* [The exercise]: Copy the data that follows, character for character, minus the pictures.
══════
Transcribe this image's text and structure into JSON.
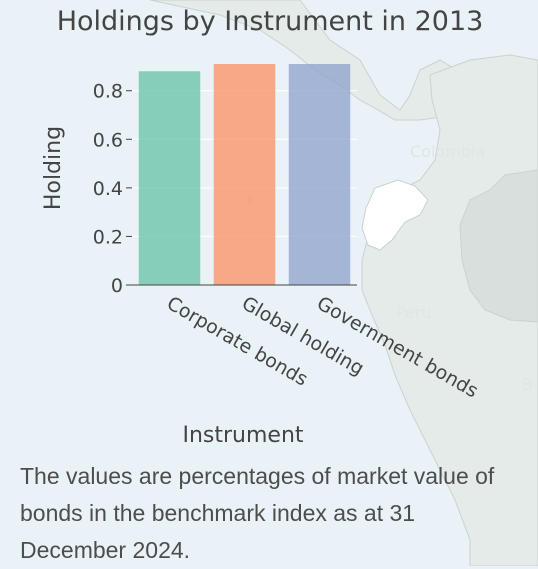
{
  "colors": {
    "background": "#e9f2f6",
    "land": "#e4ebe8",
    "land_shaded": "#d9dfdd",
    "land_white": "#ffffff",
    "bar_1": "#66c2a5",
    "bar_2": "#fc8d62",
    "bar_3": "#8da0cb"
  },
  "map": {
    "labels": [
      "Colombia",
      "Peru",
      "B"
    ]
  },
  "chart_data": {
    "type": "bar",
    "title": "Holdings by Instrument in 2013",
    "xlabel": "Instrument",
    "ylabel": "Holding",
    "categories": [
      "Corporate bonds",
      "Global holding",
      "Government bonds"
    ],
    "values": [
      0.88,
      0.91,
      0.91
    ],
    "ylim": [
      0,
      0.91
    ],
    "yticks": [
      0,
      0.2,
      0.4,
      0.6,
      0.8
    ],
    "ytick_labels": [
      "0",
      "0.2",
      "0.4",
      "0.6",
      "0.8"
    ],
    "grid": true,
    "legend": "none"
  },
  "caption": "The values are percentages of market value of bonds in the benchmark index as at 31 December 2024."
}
══════
* [Completed exercise]:
Transcribe this image's text and structure into JSON.
{
  "colors": {
    "background": "#e9f2f6",
    "land": "#e4ebe8",
    "land_shaded": "#d9dfdd",
    "land_white": "#ffffff",
    "bar_1": "#66c2a5",
    "bar_2": "#fc8d62",
    "bar_3": "#8da0cb"
  },
  "map": {
    "labels": [
      "Colombia",
      "Peru",
      "B"
    ]
  },
  "chart_data": {
    "type": "bar",
    "title": "Holdings by Instrument in 2013",
    "xlabel": "Instrument",
    "ylabel": "Holding",
    "categories": [
      "Corporate bonds",
      "Global holding",
      "Government bonds"
    ],
    "values": [
      0.88,
      0.91,
      0.91
    ],
    "ylim": [
      0,
      0.91
    ],
    "yticks": [
      0,
      0.2,
      0.4,
      0.6,
      0.8
    ],
    "ytick_labels": [
      "0",
      "0.2",
      "0.4",
      "0.6",
      "0.8"
    ],
    "grid": true,
    "legend": "none"
  },
  "caption": "The values are percentages of market value of bonds in the benchmark index as at 31 December 2024."
}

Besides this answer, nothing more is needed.